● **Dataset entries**
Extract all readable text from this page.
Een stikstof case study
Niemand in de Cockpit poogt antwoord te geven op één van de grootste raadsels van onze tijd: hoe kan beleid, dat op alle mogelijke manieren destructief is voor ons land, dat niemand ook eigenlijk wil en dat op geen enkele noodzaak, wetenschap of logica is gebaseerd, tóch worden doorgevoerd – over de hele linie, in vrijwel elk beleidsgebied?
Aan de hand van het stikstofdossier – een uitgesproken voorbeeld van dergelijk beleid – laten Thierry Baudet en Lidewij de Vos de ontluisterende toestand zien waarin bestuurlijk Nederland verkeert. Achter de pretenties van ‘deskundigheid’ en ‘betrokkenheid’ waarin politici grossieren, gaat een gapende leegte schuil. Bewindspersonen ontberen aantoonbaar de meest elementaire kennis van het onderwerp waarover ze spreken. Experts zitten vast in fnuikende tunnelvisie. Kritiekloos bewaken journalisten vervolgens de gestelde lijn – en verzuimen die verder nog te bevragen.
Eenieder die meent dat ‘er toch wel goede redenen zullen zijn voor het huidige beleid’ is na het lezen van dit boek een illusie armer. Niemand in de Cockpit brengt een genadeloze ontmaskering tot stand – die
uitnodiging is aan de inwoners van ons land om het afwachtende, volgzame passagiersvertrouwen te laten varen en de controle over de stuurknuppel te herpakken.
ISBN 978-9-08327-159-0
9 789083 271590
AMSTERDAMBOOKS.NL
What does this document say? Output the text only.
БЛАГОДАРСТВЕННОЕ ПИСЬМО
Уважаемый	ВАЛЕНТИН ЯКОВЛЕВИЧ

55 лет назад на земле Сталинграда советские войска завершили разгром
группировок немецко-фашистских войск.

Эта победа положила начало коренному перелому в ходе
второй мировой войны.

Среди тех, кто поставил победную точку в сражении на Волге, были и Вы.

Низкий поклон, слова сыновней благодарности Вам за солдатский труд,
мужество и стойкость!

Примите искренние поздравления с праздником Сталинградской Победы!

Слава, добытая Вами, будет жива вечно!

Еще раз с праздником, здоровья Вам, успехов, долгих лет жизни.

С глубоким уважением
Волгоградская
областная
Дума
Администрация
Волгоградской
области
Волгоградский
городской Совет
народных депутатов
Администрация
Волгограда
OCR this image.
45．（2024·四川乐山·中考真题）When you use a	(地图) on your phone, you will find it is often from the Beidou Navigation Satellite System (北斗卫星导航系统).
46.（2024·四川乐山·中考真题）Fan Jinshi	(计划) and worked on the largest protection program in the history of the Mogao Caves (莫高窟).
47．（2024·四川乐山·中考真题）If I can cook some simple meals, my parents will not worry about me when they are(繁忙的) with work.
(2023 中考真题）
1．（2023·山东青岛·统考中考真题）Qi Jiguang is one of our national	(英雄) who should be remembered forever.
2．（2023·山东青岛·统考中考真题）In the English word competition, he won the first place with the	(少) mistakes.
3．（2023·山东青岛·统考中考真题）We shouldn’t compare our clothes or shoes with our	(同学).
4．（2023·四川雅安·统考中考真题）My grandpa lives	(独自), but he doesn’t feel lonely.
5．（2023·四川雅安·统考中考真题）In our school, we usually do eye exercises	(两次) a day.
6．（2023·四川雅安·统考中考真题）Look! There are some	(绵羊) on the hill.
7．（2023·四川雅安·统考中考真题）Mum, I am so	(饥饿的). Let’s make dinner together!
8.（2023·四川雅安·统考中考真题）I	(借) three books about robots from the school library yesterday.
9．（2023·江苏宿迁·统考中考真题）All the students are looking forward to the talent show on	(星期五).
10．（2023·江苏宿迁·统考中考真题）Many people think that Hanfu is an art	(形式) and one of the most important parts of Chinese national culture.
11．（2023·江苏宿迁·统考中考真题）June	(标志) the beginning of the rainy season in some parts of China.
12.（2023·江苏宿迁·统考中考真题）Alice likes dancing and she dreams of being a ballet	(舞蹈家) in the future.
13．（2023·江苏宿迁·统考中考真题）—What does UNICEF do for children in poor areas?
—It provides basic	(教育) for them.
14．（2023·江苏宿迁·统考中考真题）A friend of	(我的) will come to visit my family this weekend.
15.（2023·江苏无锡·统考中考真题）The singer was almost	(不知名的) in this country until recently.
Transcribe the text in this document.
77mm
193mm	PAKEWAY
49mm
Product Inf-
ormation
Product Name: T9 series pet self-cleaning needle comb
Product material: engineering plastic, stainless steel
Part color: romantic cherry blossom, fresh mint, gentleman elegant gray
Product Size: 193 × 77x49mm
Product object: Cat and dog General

● **Directive**
Go through the entries above and count the lines containing the word "text"; give only that count.

● **Right answer**
3